### Reading passage
────────────────────

The problem with "us" having problems is that we are, all of us, very
atypical. We don't experience "normal people" problems, being comparatively
affluent, generally male, technologically proficient, and uniquely able to
think in terms of systems, processes, abstractions, and algebraic math. There
are also, relatively speaking, very few of us. The number of people with PTO
and no idea what to do with it, is not as large as the number of people with
PTO who know exactly what to do with it because they have families, which is
not as large as the number of people who work hourly with no PTO at all.

In addition, we've all had the experience of an ignorant manager, executive,
or client thinking they know better because they considered themselves a power
user, or because they "used to" do the task we were designing or building a
solution for, or because "it's just common sense." Maybe you were able to
prove them wrong by walking them through it, or showing them usability tests,
or maybe you ended up having to build the feature and watch it fail in the
market before something changed.

You are never entirely like your user, and you are most different from them by
the fact that you can build a solution (getting it for free after your labor
is complete), whereas you are asking them to pay you for it (meaning they have
to choose to not buy other things).

That's why Blank/Ries want you to validate by "getting out of the building"
and focus on actually getting paid.

------
notduncansmith
There's a lot of literature on the web as to "how to validate" your idea, but
not all of it is good so I'll reiterate the tactic that has worked for me,
time and time again: Build a landing page, and send traffic to it.

1\. Decide what your core value proposition is, then write enough copy to fill
up a landing page. If you're not an experienced copywriter, hire this out.
Otherwise, all you'll validate is your own ability to write shitty copy.

2\. Make some fake screenshots. You don't have to be a photoshop wizard,
chances are someone has implemented something that looks like whatever
features you want to highlight, so just steal their screenshots and Photoshop
your branding onto them if necessary.

────────────────────

### Requests
(A) In two sentences, how would you summarize the thread about validating product ideas?
(B) Can you go on with the thread about validating product ideas, picking up right after its final sentence?
The entries play no part in the work.

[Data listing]

────────────────────

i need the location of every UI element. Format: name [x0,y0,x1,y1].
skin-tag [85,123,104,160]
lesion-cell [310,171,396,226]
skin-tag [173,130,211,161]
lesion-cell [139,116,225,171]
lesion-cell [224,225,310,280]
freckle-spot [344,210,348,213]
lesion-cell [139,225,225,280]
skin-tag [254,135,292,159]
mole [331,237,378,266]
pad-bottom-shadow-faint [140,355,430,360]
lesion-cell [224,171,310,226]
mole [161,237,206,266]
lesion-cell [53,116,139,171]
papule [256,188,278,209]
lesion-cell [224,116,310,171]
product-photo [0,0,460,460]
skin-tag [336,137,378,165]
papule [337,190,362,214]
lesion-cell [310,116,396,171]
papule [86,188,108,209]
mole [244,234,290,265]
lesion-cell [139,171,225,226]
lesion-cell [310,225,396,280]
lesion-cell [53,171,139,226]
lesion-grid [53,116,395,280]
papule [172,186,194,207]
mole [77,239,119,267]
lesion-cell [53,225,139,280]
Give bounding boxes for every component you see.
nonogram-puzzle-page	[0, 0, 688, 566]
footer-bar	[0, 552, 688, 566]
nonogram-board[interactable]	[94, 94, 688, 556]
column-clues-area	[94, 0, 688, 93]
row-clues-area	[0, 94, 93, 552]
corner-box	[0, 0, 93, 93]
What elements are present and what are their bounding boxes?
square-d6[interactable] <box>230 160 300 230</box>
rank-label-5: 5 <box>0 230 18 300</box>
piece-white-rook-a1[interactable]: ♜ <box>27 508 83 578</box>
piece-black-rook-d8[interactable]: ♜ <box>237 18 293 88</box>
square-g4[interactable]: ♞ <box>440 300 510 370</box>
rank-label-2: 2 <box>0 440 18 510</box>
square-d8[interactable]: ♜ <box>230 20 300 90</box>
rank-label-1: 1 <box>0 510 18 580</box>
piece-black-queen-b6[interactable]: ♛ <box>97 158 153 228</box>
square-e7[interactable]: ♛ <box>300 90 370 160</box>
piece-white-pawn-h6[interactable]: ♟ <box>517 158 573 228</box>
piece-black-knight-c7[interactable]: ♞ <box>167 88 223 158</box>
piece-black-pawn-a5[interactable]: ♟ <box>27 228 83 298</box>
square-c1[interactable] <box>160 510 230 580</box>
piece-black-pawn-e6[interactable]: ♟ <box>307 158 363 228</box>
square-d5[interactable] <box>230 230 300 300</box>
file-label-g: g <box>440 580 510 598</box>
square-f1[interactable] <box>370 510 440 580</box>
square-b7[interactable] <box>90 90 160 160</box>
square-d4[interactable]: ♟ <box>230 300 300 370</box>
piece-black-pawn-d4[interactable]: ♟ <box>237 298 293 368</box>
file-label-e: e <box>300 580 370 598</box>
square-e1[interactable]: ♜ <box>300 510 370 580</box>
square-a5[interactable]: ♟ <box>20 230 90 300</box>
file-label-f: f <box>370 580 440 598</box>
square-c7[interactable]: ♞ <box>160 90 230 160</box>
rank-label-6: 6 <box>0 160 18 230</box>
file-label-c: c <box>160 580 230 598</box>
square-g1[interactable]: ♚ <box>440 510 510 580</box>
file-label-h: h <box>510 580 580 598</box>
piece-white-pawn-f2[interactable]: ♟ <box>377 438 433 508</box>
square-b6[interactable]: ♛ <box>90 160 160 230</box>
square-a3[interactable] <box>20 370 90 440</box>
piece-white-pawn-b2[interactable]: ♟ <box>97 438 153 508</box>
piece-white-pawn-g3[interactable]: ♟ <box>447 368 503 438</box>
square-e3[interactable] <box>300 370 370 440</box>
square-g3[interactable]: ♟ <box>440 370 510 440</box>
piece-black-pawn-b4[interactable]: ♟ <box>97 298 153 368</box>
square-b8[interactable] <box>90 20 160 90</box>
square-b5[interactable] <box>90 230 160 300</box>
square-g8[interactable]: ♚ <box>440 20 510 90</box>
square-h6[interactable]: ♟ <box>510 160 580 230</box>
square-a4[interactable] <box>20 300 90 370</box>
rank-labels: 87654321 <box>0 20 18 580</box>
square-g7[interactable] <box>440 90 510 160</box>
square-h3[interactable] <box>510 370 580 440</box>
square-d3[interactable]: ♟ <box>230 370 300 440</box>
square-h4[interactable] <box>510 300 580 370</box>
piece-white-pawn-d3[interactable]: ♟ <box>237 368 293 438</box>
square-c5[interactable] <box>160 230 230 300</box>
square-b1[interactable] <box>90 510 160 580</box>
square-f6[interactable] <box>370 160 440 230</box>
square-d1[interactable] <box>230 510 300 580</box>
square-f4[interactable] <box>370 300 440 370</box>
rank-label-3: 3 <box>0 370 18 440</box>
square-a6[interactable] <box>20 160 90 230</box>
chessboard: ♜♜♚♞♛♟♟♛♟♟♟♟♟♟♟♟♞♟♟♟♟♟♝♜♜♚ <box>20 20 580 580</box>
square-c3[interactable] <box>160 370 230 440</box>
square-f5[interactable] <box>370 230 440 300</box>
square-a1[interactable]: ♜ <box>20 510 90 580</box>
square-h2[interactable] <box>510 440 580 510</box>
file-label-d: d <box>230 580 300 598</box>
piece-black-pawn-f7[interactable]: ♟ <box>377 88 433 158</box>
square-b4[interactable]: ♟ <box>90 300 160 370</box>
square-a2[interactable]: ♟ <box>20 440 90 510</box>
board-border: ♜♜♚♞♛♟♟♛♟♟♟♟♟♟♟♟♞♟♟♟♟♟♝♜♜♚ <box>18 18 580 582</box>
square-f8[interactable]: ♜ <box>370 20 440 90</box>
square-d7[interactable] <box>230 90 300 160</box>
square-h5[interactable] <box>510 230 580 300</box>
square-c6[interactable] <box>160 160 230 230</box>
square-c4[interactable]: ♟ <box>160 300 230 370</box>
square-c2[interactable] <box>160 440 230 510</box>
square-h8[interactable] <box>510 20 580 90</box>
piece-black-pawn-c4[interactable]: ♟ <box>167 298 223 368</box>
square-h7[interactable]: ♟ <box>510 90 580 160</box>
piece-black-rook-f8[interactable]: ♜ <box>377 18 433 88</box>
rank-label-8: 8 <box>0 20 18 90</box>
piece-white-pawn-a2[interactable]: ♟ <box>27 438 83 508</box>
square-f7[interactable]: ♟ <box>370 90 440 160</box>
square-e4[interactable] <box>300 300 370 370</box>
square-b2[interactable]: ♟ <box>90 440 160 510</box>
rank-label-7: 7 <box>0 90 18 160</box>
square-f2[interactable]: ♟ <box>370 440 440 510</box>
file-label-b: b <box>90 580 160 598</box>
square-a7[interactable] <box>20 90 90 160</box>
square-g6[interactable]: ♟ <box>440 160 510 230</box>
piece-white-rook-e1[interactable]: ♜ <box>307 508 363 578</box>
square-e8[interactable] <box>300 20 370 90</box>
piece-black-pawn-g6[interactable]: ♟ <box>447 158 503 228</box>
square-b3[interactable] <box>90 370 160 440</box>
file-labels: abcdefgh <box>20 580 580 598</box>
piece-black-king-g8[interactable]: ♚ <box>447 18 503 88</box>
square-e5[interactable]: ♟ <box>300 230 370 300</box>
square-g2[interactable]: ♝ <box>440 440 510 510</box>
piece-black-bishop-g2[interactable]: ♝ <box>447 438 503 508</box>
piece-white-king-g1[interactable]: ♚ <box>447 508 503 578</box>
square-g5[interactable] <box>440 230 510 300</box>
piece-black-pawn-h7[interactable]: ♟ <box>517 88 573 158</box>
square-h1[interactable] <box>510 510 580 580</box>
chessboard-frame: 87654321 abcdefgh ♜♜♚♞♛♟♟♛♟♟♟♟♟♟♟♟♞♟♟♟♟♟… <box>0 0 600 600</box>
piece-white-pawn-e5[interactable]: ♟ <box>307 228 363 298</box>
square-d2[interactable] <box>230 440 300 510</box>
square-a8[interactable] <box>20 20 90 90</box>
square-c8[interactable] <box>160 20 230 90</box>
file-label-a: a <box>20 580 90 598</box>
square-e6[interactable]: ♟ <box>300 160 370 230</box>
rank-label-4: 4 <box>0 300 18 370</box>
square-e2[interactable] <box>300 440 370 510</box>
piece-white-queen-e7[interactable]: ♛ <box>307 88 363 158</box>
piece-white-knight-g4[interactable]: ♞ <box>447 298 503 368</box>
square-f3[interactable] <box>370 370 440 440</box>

────────────────────

### Replies
(A) It argues that the people who build products are atypical compared with their users, differing most in that they get their solution free once their labor is done while users must pay for it, which is why Blank and Ries urge validating by "getting out of the building" and focusing on getting paid. A second poster recommends validating an idea by building a landing page and sending traffic to it, beginning with copy about the core value proposition (hired out if you aren't an experienced copywriter) and fake screenshots.

(B)
3\. Download a decent-looking Wordpress template. Host it on DigitalOcean,
they have a preconfigured Wordpress droplet and you can get 2 months of
hosting for free (more than enough time to validate your idea).

4\. Set up an email subscription. This will give you a nice heuristic as to
whether or not people find it valuable, and if a lot of people sign up, you
have the added benefit of having a list of people to market to once you
launch. You can do this with MailChimp, also for free.

5\. (Only if you plan on charging) Build a "button to nowhere" with a pricetag
attached. This is the true test of whether or not you've come up with
something people will pay for. Make sure it actually does _something_ , and be
sure to tell people that they won't actually be charged, that you're just
validating the idea and you're really happy they're interested. If they
haven't already signed up for the newsletter, give them a chance to do so
here.

6\. Throw traffic at it. You can find coupon codes for AdWords and Bing Ads
credits all over the place. Post it here, and promote the hell out of on
various websites, mailing lists, etc. BetaList is a good one.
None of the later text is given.